• **Extract to read**
His advice is to create a solid business case, unique to the needs and objectives of your own organisation, and to get the leaders of your organisation to endorse it. “This isn’t just another request for development money” says Fred. “Adopting BIM forces organisations to consider many other aspects of the way they work and can change their wider business for the better”
Barrier 2: Lack of Client Demand
Whilst it might be the second barrier on our countdown, Fred describes putting-off BIM implementation because your client hasn’t asked for it as ‘the biggest excuse in the book’. “When you buy a car, you shouldn’t expect to have to specify the manufacturing process to make sure that it gets built properly. You’re paying a lot of money to have the experts do that for you” he adds.
"It's our second barrier, but the biggest excuse in the book"
Overcoming this is, in part, linked to elements of the cost barrier above. To avoid being left behind or outdone by the competition, organisations need to realise the business case for them and invest in BIM now for the value it can bring – rather than waiting for someone else to ask them to do it.
Fred also suggests taking the time to understand your client’s business or organisational objectives in their own terms. This can enable you to develop a set of Employer’s Information Requirements (EIRs) in conjunction with them, in order to deliver the right data at the right part in the process to meet their needs.

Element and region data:

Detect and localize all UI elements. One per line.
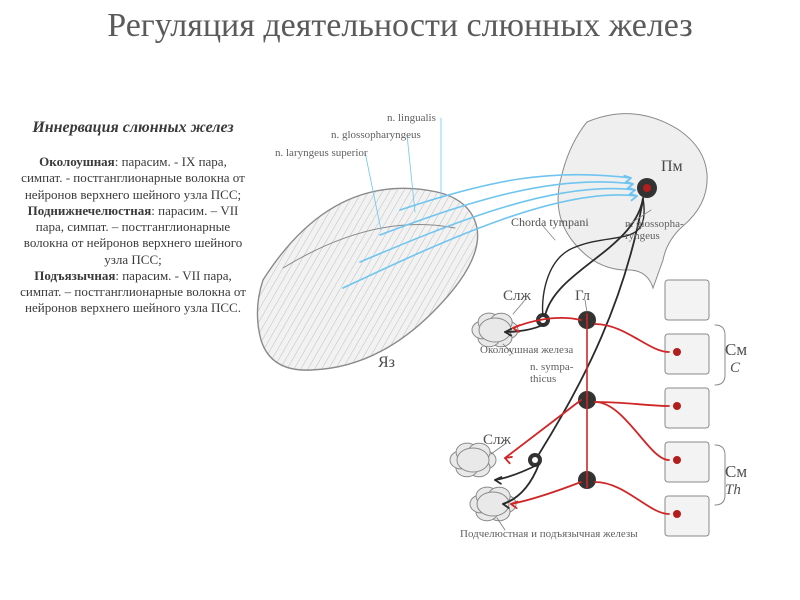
label-sympathicus: n. sympa- thicus (530, 362, 573, 385)
label-slz-1: Слж (503, 288, 531, 305)
label-parotid: Околоушная железа (480, 344, 573, 356)
label-sm-2: См (725, 462, 747, 482)
subheading: Иннервация слюнных желез (18, 118, 248, 138)
label-gl: Гл (575, 288, 590, 305)
label-lingualis: n. lingualis (387, 112, 436, 124)
label-slz-2: Слж (483, 432, 511, 449)
label-pm: Пм (661, 158, 683, 176)
label-sm-1: См (725, 340, 747, 360)
text-column: Иннервация слюнных желез Околоушная: пар… (18, 118, 248, 317)
innervation-text: Околоушная: парасим. - IX пара, симпат. … (18, 154, 248, 317)
label-th: Th (725, 482, 741, 499)
label-nglossoph2: n. glossopha- ryngeus (625, 218, 684, 242)
label-tongue: Яз (378, 354, 395, 372)
label-c: C (730, 360, 740, 377)
slide-title: Регуляция деятельности слюнных желез (0, 6, 800, 45)
label-chorda: Chorda tympani (511, 216, 589, 229)
label-glossopharyngeus: n. glossopharyngeus (331, 129, 421, 141)
innervation-diagram: n. lingualis n. glossopharyngeus n. lary… (255, 100, 785, 570)
label-laryngeus: n. laryngeus superior (275, 147, 368, 159)
label-sublingual: Подчелюстная и подъязычная железы (460, 528, 638, 540)
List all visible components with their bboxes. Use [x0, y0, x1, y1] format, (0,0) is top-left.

• **Aim of the exercise**
Condense the paragraph in the BIM text that starts "Fred also suggests" into a short list that keeps its main facts. Rely on the BIM text alone, not the lines.

• **Result for this task**
- Take time to understand the client's business or organizational objectives in the client's own terms.
- This makes it possible to develop Employer's Information Requirements (EIRs) together with the client.
- The aim is to deliver the right data at the right point in the process to meet the client's needs.